◆ Text block

The book was originally written in Hindi by Maharshi Dayanand Saraswati in 1875 CE. After detecting omissions, language and printing mistakes in the first edition, after making corrections at Israr Mahal inside Ramapur at Kashi, he published a second revised edition in Samvat 1939 (1882-83 CE). The book has been translated into twenty-four different languages. Navlakha Mahal is presently the office of Shrimadd Dayanand Satyarth Prakash Nyas, which after detecting in 2004 that the book has been printed by many unauthorised entities in different versions, appointed an authentication Committee of Vedic scholars, and started to publish authenticated version of the book.

Reception and criticism 

S. Rangaswami Iyengar praised the book, saying that "It contains the wholly rationalistic view of the Vedic religion."

Satyartha Prakash was banned in some princely states and in Sindh in 1944 and is still banned in Sindh.

◆ Exercise tasks
- A) Answer these questions from the passage on the Satyartha Prakash:
(i) In what year CE was the book originally written in Hindi?
(ii) Into how many languages has the book been translated?
(iii) Where does the book remain banned?
- B) Proceed with the passage on the Satyartha Prakash, picking up right after its last sentence.
None of the stored entries is needed here.

◆ Stored entries

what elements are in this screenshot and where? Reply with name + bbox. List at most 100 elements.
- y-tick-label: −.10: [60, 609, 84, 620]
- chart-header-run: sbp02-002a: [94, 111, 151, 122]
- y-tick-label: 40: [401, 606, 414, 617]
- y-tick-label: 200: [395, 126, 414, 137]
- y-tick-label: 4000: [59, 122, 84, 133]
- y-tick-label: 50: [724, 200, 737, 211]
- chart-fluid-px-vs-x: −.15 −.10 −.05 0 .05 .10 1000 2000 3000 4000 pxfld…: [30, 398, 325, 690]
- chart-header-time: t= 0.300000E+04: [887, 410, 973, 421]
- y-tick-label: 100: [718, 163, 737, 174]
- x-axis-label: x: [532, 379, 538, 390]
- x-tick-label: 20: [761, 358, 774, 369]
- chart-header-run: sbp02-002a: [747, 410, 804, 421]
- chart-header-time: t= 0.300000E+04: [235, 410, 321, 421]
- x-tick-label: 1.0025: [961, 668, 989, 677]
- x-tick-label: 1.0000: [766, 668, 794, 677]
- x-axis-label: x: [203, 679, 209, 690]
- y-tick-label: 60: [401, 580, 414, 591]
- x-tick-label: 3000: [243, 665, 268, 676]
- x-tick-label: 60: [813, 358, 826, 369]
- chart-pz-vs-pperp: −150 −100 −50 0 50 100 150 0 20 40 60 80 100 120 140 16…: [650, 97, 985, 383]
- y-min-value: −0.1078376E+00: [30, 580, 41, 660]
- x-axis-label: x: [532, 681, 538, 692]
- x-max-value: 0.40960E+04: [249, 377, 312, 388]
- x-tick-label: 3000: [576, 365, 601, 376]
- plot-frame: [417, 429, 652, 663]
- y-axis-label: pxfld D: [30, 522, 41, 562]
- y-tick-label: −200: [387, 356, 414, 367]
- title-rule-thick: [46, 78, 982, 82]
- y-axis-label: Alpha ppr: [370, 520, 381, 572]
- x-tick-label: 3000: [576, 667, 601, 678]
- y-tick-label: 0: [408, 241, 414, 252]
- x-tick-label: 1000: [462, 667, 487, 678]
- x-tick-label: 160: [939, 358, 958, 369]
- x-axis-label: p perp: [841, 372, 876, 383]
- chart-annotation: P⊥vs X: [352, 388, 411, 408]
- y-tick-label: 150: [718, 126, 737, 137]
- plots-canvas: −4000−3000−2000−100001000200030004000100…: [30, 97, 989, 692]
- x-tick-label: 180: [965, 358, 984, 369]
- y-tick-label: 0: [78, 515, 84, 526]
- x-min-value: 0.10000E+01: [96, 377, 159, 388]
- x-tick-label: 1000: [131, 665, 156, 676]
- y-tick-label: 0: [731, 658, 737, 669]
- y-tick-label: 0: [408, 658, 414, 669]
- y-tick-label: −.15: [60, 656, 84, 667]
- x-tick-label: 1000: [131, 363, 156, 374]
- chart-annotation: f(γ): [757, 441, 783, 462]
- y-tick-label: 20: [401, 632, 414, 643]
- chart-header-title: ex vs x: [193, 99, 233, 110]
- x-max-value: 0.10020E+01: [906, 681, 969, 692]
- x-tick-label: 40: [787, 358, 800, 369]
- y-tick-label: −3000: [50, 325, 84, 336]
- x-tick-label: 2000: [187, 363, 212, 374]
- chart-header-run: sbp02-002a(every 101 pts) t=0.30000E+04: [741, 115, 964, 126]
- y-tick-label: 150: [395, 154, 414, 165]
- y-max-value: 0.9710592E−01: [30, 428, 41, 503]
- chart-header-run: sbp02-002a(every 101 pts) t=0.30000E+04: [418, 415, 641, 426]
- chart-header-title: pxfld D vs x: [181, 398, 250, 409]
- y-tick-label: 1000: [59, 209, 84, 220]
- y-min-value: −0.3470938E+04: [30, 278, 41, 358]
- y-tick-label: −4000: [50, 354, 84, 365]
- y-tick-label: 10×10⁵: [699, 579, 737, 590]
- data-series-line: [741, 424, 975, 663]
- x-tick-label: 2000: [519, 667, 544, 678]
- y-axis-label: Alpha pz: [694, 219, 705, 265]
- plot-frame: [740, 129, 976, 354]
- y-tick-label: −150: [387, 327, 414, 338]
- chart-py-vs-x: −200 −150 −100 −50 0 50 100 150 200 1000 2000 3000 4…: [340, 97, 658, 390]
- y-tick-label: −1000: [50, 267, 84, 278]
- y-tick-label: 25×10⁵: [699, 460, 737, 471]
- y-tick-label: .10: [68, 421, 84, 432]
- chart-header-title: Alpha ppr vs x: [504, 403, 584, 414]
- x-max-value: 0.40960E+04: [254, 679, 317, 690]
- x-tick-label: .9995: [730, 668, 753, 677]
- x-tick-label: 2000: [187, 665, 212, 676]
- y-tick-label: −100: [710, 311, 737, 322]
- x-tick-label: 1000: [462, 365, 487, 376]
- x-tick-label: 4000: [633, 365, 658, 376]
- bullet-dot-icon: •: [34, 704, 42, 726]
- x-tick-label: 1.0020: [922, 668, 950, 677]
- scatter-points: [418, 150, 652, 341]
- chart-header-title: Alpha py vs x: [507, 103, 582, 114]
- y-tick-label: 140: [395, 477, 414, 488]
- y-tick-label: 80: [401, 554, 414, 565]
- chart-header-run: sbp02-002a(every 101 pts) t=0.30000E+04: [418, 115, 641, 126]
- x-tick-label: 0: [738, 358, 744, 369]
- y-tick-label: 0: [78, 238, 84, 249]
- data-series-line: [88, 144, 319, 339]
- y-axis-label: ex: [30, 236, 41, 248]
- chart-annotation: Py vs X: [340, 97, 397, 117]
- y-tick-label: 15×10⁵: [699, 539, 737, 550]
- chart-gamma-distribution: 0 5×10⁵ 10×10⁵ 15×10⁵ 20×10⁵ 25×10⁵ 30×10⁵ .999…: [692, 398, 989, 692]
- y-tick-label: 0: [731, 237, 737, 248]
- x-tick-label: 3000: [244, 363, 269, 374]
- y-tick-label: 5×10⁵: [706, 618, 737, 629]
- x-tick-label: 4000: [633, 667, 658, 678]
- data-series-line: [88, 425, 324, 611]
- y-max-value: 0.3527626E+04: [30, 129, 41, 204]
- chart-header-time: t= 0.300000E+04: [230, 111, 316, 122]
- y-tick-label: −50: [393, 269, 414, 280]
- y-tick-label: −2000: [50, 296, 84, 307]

◆ Task-by-task results
- A)
(i) 1875 CE
(ii) Twenty-four
(iii) Sindh

- B)
In 2008 two Indian Muslims, Usman Ghani and Mohammad Khalil Khan of Sadar Bazar, Delhi, following the fatwa of Mufti Mukarram Ahmed, the Imam of Fatehpuri Masjid in Delhi, urged the Delhi High Court to ban Satyarth Prakash. However, the court dismissed the petition and commented "A suit by Hindus against the Quran or by Muslims against Gita or Satyarth Prakash claiming relief... are in fact, meant to play mischief in the society."

References

Citations

External links 

 Read & download Satyarth Prakash ~ Light of Truth online in English translated by Dr. Chiranjiva Bharadwaja
 Read Satyarth Prakash online (in English, Malayalam, Hindi, German, Bengali and Urdu)
 Read Satyarth Prakash ('The Light of Truth') (in eighteen different languages)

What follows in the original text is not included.